### [Job]
Select the lines of the records containing the word "Sławomir" and list them.

### [Records for the task]
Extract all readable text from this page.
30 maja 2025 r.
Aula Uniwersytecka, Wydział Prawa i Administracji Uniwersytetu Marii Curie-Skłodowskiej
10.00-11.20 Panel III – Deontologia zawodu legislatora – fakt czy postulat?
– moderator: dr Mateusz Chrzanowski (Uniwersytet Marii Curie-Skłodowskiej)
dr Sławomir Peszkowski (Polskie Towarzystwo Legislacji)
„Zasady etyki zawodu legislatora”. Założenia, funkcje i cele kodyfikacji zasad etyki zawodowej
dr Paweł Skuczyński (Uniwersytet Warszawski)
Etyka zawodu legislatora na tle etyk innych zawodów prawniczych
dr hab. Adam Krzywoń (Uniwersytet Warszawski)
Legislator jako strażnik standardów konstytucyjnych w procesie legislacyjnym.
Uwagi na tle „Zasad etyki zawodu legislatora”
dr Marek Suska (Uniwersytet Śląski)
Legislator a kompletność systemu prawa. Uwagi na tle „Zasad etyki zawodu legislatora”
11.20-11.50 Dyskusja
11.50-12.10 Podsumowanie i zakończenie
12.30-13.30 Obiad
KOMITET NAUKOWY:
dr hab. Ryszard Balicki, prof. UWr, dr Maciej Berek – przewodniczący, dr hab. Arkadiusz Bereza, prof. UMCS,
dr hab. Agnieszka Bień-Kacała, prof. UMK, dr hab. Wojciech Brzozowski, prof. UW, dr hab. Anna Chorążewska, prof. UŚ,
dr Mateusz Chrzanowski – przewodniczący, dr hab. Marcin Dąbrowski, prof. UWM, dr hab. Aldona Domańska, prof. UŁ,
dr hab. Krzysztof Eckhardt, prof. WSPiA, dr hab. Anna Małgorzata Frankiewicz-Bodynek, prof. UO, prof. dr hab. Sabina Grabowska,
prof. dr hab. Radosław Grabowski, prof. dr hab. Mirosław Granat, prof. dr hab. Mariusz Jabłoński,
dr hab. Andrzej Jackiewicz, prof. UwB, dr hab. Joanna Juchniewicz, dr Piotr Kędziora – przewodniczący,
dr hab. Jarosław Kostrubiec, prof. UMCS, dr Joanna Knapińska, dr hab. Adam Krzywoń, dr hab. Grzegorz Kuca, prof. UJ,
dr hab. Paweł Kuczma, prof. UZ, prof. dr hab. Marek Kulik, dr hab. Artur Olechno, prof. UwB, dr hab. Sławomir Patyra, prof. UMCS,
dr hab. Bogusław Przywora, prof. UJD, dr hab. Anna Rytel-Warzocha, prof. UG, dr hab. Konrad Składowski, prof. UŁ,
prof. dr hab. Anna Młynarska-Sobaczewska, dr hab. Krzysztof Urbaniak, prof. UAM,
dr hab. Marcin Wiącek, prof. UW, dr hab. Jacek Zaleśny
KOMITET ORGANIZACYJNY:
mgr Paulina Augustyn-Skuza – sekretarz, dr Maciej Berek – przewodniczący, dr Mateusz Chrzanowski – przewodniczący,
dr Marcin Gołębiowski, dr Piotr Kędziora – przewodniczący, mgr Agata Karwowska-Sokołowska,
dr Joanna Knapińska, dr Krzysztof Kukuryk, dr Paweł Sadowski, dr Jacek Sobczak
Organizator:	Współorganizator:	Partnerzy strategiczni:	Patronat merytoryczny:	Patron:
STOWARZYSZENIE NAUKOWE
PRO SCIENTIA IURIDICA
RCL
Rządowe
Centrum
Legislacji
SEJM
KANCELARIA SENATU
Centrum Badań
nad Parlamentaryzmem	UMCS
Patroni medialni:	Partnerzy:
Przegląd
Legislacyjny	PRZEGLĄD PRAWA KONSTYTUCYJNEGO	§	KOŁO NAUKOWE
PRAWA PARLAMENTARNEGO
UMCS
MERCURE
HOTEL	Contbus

### [Complete output]
dr Sławomir Peszkowski (Polskie Towarzystwo Legislacji)
dr hab. Paweł Kuczma, prof. UZ, prof. dr hab. Marek Kulik, dr hab. Artur Olechno, prof. UwB, dr hab. Sławomir Patyra, prof. UMCS,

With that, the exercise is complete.